*** Begin section ***

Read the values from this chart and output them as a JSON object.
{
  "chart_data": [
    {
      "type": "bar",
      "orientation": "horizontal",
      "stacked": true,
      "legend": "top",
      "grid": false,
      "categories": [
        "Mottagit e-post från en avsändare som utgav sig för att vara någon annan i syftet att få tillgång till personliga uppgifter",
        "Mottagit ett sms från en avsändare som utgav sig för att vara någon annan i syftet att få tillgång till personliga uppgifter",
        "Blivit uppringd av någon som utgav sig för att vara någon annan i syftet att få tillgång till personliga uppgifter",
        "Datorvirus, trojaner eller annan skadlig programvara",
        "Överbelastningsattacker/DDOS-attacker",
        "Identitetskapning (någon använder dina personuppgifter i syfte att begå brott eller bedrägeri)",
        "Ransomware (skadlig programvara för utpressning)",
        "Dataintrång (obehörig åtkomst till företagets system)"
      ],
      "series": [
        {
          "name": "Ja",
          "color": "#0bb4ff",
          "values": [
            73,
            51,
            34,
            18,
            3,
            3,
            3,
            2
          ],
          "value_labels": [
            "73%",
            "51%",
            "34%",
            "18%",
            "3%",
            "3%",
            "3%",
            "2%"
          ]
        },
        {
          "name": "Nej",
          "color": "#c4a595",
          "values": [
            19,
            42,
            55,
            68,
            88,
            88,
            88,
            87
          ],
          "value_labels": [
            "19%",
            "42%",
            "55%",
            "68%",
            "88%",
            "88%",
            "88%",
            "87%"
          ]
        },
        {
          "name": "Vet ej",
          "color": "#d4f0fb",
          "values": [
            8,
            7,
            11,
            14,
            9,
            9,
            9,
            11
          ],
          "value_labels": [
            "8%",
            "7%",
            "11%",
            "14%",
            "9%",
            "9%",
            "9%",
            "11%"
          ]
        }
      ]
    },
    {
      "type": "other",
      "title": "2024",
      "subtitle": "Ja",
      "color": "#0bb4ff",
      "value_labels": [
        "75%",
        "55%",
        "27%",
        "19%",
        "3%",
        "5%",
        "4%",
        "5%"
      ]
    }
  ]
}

*** End section ***

→ **Action item**: Sift through the material above and copy the lines that contain the word "programvara".

→ **Answer section**:
        "Datorvirus, trojaner eller annan skadlig programvara",
        "Ransomware (skadlig programvara för utpressning)",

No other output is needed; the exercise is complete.